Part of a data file
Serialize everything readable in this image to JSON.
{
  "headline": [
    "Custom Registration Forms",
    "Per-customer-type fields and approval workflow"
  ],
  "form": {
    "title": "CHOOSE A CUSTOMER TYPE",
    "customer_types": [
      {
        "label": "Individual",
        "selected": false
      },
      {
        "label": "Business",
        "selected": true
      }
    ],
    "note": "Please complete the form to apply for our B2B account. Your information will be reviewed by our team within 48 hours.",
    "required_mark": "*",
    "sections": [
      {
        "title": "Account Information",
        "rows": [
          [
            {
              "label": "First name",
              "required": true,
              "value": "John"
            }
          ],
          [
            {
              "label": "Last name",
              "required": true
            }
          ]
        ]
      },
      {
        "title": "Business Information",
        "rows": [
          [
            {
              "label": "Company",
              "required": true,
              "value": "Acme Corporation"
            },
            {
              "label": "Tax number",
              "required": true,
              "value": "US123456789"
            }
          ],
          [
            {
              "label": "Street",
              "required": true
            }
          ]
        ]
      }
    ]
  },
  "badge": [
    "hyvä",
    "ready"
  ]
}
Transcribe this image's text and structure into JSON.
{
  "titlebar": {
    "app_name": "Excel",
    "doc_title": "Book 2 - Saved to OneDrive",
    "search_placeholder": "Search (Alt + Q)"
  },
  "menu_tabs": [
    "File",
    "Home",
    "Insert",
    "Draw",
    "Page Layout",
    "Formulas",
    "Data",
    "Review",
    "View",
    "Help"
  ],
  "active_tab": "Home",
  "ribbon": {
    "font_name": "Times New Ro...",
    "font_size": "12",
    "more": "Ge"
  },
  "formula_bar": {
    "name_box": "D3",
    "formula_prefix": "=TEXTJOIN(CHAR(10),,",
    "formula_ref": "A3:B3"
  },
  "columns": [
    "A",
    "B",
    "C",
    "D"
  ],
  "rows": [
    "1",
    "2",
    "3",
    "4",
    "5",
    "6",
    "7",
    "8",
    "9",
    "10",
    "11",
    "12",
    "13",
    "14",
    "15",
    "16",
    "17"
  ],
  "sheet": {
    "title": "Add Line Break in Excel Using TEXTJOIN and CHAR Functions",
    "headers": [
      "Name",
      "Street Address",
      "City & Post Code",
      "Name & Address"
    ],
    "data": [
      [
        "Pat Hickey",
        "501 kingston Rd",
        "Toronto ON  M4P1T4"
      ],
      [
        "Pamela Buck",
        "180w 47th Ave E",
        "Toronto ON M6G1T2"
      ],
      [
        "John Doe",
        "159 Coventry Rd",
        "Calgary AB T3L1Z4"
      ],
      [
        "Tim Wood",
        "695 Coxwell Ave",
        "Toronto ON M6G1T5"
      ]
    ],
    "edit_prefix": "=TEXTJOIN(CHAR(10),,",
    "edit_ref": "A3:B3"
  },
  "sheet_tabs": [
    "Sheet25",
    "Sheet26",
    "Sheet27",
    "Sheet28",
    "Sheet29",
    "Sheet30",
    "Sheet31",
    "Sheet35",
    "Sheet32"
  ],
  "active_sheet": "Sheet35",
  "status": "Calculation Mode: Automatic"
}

(WHAT IS REQUIRED) Gather all lines from the listing above in which "JSON" occurs.

(RESPONSE)
Serialize everything readable in this image to JSON.
Transcribe this image's text and structure into JSON.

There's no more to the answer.